Entries taken from a collection:
★ ★ ★ ★
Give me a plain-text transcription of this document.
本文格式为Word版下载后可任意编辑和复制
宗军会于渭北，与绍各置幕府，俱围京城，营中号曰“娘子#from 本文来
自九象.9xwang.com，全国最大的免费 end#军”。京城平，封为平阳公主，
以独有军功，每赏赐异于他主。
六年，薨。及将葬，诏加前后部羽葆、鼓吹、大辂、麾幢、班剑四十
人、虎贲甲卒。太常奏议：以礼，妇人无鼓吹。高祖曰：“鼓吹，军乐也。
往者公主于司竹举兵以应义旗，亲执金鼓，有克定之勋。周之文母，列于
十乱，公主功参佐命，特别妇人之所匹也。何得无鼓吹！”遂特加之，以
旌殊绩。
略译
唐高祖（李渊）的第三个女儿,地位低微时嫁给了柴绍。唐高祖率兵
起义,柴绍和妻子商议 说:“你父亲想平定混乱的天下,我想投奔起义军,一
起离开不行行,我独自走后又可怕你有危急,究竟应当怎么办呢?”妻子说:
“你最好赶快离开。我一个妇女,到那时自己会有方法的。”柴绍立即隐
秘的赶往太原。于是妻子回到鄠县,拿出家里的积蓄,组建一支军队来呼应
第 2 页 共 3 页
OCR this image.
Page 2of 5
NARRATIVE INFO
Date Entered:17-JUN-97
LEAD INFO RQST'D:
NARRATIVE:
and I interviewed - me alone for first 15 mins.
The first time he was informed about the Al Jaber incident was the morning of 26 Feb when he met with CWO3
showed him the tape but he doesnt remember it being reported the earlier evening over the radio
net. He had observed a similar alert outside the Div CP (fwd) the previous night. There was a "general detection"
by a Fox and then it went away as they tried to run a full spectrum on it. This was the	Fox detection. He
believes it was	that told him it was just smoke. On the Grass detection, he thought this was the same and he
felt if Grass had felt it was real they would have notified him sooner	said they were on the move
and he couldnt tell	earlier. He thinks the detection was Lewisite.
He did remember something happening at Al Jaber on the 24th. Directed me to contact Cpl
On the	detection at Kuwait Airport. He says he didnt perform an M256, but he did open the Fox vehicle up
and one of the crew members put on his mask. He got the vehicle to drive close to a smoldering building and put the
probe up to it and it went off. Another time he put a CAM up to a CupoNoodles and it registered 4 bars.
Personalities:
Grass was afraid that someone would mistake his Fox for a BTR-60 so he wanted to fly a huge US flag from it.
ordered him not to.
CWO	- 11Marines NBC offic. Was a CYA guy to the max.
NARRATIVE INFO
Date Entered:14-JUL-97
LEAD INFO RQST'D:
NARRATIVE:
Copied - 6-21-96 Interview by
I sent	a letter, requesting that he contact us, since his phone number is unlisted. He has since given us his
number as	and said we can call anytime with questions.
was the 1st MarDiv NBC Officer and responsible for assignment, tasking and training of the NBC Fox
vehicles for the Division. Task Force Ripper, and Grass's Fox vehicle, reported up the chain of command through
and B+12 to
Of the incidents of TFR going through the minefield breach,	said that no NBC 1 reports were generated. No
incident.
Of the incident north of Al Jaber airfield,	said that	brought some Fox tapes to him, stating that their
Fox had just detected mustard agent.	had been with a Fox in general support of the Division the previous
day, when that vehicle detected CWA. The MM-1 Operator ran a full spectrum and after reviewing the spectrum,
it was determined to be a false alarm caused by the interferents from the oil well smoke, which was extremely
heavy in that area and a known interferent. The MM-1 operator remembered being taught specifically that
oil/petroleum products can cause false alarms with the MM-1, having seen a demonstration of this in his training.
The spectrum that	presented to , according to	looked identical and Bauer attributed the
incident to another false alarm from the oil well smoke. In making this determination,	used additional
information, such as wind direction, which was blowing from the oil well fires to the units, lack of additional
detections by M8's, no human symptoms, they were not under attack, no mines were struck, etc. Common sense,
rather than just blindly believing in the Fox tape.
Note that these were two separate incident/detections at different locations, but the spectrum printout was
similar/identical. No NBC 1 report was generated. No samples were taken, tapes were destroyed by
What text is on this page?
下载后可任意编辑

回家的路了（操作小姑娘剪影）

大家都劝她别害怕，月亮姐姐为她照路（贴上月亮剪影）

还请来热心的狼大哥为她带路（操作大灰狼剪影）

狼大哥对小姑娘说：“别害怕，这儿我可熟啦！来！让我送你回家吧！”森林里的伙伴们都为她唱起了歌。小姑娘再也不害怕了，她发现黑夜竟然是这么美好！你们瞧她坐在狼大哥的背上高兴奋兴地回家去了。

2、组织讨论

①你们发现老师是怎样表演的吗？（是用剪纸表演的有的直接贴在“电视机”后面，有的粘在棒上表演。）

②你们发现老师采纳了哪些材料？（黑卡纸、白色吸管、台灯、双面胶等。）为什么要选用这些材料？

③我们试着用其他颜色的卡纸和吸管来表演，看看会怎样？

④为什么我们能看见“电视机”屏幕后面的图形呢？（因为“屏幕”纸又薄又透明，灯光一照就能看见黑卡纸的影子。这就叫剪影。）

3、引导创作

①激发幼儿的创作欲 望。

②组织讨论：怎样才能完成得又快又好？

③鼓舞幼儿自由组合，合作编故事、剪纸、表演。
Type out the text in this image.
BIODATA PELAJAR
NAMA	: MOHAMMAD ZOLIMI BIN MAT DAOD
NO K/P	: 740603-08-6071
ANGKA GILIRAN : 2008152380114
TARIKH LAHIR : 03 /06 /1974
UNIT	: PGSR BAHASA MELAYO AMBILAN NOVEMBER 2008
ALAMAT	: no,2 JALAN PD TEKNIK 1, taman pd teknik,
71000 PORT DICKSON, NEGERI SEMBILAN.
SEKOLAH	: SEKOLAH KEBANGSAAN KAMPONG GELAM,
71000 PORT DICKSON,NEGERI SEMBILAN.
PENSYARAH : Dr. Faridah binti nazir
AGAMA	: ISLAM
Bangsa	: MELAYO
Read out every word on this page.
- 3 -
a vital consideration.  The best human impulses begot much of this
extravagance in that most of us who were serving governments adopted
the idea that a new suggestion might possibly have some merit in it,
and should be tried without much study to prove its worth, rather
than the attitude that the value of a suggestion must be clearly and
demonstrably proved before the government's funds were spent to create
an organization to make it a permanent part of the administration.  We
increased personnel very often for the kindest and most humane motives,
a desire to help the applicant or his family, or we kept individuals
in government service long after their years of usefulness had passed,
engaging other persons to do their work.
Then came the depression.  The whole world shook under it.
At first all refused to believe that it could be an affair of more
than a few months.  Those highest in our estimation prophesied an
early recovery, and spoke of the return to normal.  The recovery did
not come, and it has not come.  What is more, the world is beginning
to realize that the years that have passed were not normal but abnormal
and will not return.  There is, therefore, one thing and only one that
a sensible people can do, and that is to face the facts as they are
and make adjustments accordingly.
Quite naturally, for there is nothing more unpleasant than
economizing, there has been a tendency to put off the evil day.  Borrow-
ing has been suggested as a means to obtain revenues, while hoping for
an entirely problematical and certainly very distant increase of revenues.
★ ★ ★ ★
== GOAL OF THE EXERCISE ==
Take the entries above and transcribe them in full.

== RESULT BELOW ==
Give me a plain-text transcription of this document.
本文格式为Word版下载后可任意编辑和复制
宗军会于渭北，与绍各置幕府，俱围京城，营中号曰“娘子#from 本文来
自九象.9xwang.com，全国最大的免费 end#军”。京城平，封为平阳公主，
以独有军功，每赏赐异于他主。
六年，薨。及将葬，诏加前后部羽葆、鼓吹、大辂、麾幢、班剑四十
人、虎贲甲卒。太常奏议：以礼，妇人无鼓吹。高祖曰：“鼓吹，军乐也。
往者公主于司竹举兵以应义旗，亲执金鼓，有克定之勋。周之文母，列于
十乱，公主功参佐命，特别妇人之所匹也。何得无鼓吹！”遂特加之，以
旌殊绩。
略译
唐高祖（李渊）的第三个女儿,地位低微时嫁给了柴绍。唐高祖率兵
起义,柴绍和妻子商议 说:“你父亲想平定混乱的天下,我想投奔起义军,一
起离开不行行,我独自走后又可怕你有危急,究竟应当怎么办呢?”妻子说:
“你最好赶快离开。我一个妇女,到那时自己会有方法的。”柴绍立即隐
秘的赶往太原。于是妻子回到鄠县,拿出家里的积蓄,组建一支军队来呼应
第 2 页 共 3 页
OCR this image.
Page 2of 5
NARRATIVE INFO
Date Entered:17-JUN-97
LEAD INFO RQST'D:
NARRATIVE:
and I interviewed - me alone for first 15 mins.
The first time he was informed about the Al Jaber incident was the morning of 26 Feb when he met with CWO3
showed him the tape but he doesnt remember it being reported the earlier evening over the radio
net. He had observed a similar alert outside the Div CP (fwd) the previous night. There was a "general detection"
by a Fox and then it went away as they tried to run a full spectrum on it. This was the	Fox detection. He
believes it was	that told him it was just smoke. On the Grass detection, he thought this was the same and he
felt if Grass had felt it was real they would have notified him sooner	said they were on the move
and he couldnt tell	earlier. He thinks the detection was Lewisite.
He did remember something happening at Al Jaber on the 24th. Directed me to contact Cpl
On the	detection at Kuwait Airport. He says he didnt perform an M256, but he did open the Fox vehicle up
and one of the crew members put on his mask. He got the vehicle to drive close to a smoldering building and put the
probe up to it and it went off. Another time he put a CAM up to a CupoNoodles and it registered 4 bars.
Personalities:
Grass was afraid that someone would mistake his Fox for a BTR-60 so he wanted to fly a huge US flag from it.
ordered him not to.
CWO	- 11Marines NBC offic. Was a CYA guy to the max.
NARRATIVE INFO
Date Entered:14-JUL-97
LEAD INFO RQST'D:
NARRATIVE:
Copied - 6-21-96 Interview by
I sent	a letter, requesting that he contact us, since his phone number is unlisted. He has since given us his
number as	and said we can call anytime with questions.
was the 1st MarDiv NBC Officer and responsible for assignment, tasking and training of the NBC Fox
vehicles for the Division. Task Force Ripper, and Grass's Fox vehicle, reported up the chain of command through
and B+12 to
Of the incidents of TFR going through the minefield breach,	said that no NBC 1 reports were generated. No
incident.
Of the incident north of Al Jaber airfield,	said that	brought some Fox tapes to him, stating that their
Fox had just detected mustard agent.	had been with a Fox in general support of the Division the previous
day, when that vehicle detected CWA. The MM-1 Operator ran a full spectrum and after reviewing the spectrum,
it was determined to be a false alarm caused by the interferents from the oil well smoke, which was extremely
heavy in that area and a known interferent. The MM-1 operator remembered being taught specifically that
oil/petroleum products can cause false alarms with the MM-1, having seen a demonstration of this in his training.
The spectrum that	presented to , according to	looked identical and Bauer attributed the
incident to another false alarm from the oil well smoke. In making this determination,	used additional
information, such as wind direction, which was blowing from the oil well fires to the units, lack of additional
detections by M8's, no human symptoms, they were not under attack, no mines were struck, etc. Common sense,
rather than just blindly believing in the Fox tape.
Note that these were two separate incident/detections at different locations, but the spectrum printout was
similar/identical. No NBC 1 report was generated. No samples were taken, tapes were destroyed by
What text is on this page?
下载后可任意编辑

回家的路了（操作小姑娘剪影）

大家都劝她别害怕，月亮姐姐为她照路（贴上月亮剪影）

还请来热心的狼大哥为她带路（操作大灰狼剪影）

狼大哥对小姑娘说：“别害怕，这儿我可熟啦！来！让我送你回家吧！”森林里的伙伴们都为她唱起了歌。小姑娘再也不害怕了，她发现黑夜竟然是这么美好！你们瞧她坐在狼大哥的背上高兴奋兴地回家去了。

2、组织讨论

①你们发现老师是怎样表演的吗？（是用剪纸表演的有的直接贴在“电视机”后面，有的粘在棒上表演。）

②你们发现老师采纳了哪些材料？（黑卡纸、白色吸管、台灯、双面胶等。）为什么要选用这些材料？

③我们试着用其他颜色的卡纸和吸管来表演，看看会怎样？

④为什么我们能看见“电视机”屏幕后面的图形呢？（因为“屏幕”纸又薄又透明，灯光一照就能看见黑卡纸的影子。这就叫剪影。）

3、引导创作

①激发幼儿的创作欲 望。

②组织讨论：怎样才能完成得又快又好？

③鼓舞幼儿自由组合，合作编故事、剪纸、表演。
Type out the text in this image.
BIODATA PELAJAR
NAMA	: MOHAMMAD ZOLIMI BIN MAT DAOD
NO K/P	: 740603-08-6071
ANGKA GILIRAN : 2008152380114
TARIKH LAHIR : 03 /06 /1974
UNIT	: PGSR BAHASA MELAYO AMBILAN NOVEMBER 2008
ALAMAT	: no,2 JALAN PD TEKNIK 1, taman pd teknik,
71000 PORT DICKSON, NEGERI SEMBILAN.
SEKOLAH	: SEKOLAH KEBANGSAAN KAMPONG GELAM,
71000 PORT DICKSON,NEGERI SEMBILAN.
PENSYARAH : Dr. Faridah binti nazir
AGAMA	: ISLAM
Bangsa	: MELAYO
Read out every word on this page.
- 3 -
a vital consideration.  The best human impulses begot much of this
extravagance in that most of us who were serving governments adopted
the idea that a new suggestion might possibly have some merit in it,
and should be tried without much study to prove its worth, rather
than the attitude that the value of a suggestion must be clearly and
demonstrably proved before the government's funds were spent to create
an organization to make it a permanent part of the administration.  We
increased personnel very often for the kindest and most humane motives,
a desire to help the applicant or his family, or we kept individuals
in government service long after their years of usefulness had passed,
engaging other persons to do their work.
Then came the depression.  The whole world shook under it.
At first all refused to believe that it could be an affair of more
than a few months.  Those highest in our estimation prophesied an
early recovery, and spoke of the return to normal.  The recovery did
not come, and it has not come.  What is more, the world is beginning
to realize that the years that have passed were not normal but abnormal
and will not return.  There is, therefore, one thing and only one that
a sensible people can do, and that is to face the facts as they are
and make adjustments accordingly.
Quite naturally, for there is nothing more unpleasant than
economizing, there has been a tendency to put off the evil day.  Borrow-
ing has been suggested as a means to obtain revenues, while hoping for
an entirely problematical and certainly very distant increase of revenues.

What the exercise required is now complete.